Requirement:
Take every line from the data that has the word "Nachrichtendienste" in it.

Dataset extract:
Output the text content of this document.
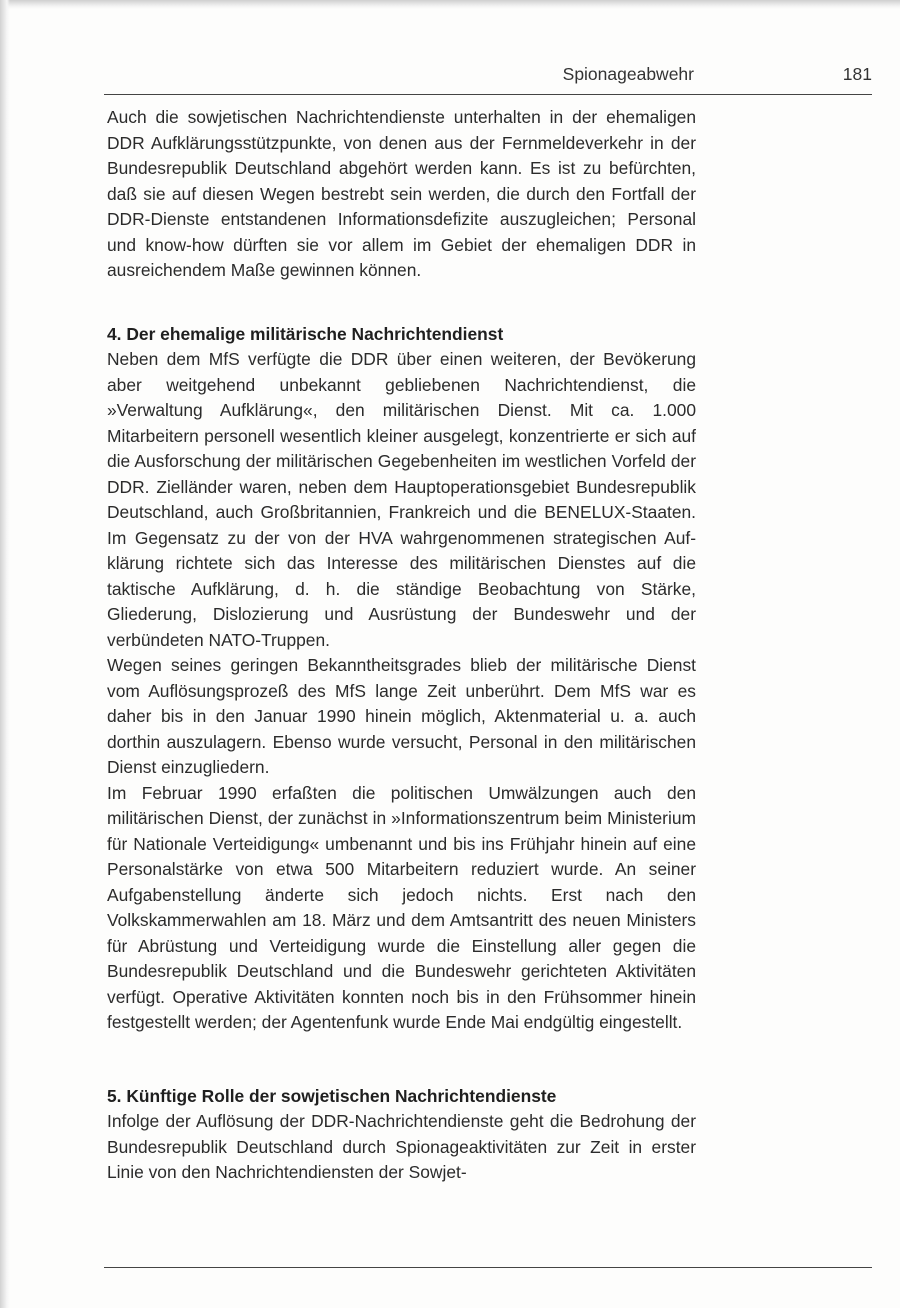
Spionageabwehr	181

Auch die sowjetischen Nachrichtendienste unterhalten in der ehemaligen DDR Aufklärungsstützpunkte, von denen aus der Fernmeldeverkehr in der Bundesrepublik Deutschland abgehört werden kann. Es ist zu befürchten, daß sie auf diesen Wegen bestrebt sein werden, die durch den Fortfall der DDR-Dienste entstandenen Informationsdefizite auszugleichen; Personal und know-how dürften sie vor allem im Gebiet der ehemaligen DDR in ausreichendem Maße gewinnen können.

4. Der ehemalige militärische Nachrichtendienst

Neben dem MfS verfügte die DDR über einen weiteren, der Bevökerung aber weitgehend unbekannt gebliebenen Nachrichtendienst, die »Verwaltung Aufklärung«, den militärischen Dienst. Mit ca. 1.000 Mitarbeitern personell wesentlich kleiner ausgelegt, konzentrierte er sich auf die Ausforschung der militärischen Gegebenheiten im westlichen Vorfeld der DDR. Zielländer waren, neben dem Hauptoperationsgebiet Bundesrepublik Deutschland, auch Großbritannien, Frankreich und die BENELUX-Staaten. Im Gegensatz zu der von der HVA wahrgenommenen strategischen Aufklärung richtete sich das Interesse des militärischen Dienstes auf die taktische Aufklärung, d. h. die ständige Beobachtung von Stärke, Gliederung, Dislozierung und Ausrüstung der Bundeswehr und der verbündeten NATO-Truppen.

Wegen seines geringen Bekanntheitsgrades blieb der militärische Dienst vom Auflösungsprozeß des MfS lange Zeit unberührt. Dem MfS war es daher bis in den Januar 1990 hinein möglich, Aktenmaterial u. a. auch dorthin auszulagern. Ebenso wurde versucht, Personal in den militärischen Dienst einzugliedern.

Im Februar 1990 erfaßten die politischen Umwälzungen auch den militärischen Dienst, der zunächst in »Informationszentrum beim Ministerium für Nationale Verteidigung« umbenannt und bis ins Frühjahr hinein auf eine Personalstärke von etwa 500 Mitarbeitern reduziert wurde. An seiner Aufgabenstellung änderte sich jedoch nichts. Erst nach den Volkskammerwahlen am 18. März und dem Amtsantritt des neuen Ministers für Abrüstung und Verteidigung wurde die Einstellung aller gegen die Bundesrepublik Deutschland und die Bundeswehr gerichteten Aktivitäten verfügt. Operative Aktivitäten konnten noch bis in den Frühsommer hinein festgestellt werden; der Agentenfunk wurde Ende Mai endgültig eingestellt.

5. Künftige Rolle der sowjetischen Nachrichtendienste

Infolge der Auflösung der DDR-Nachrichtendienste geht die Bedrohung der Bundesrepublik Deutschland durch Spionageaktivitäten zur Zeit in erster Linie von den Nachrichtendiensten der Sowjet-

Completed exercise:
Auch die sowjetischen Nachrichtendienste unterhalten in der ehemaligen DDR Aufklärungsstützpunkte, von denen aus der Fernmeldeverkehr in der Bundesrepublik Deutschland abgehört werden kann. Es ist zu befürchten, daß sie auf diesen Wegen bestrebt sein werden, die durch den Fortfall der DDR-Dienste entstandenen Informationsdefizite auszugleichen; Personal und know-how dürften sie vor allem im Gebiet der ehemaligen DDR in ausreichendem Maße gewinnen können.
5. Künftige Rolle der sowjetischen Nachrichtendienste
Infolge der Auflösung der DDR-Nachrichtendienste geht die Bedrohung der Bundesrepublik Deutschland durch Spionageaktivitäten zur Zeit in erster Linie von den Nachrichtendiensten der Sowjet-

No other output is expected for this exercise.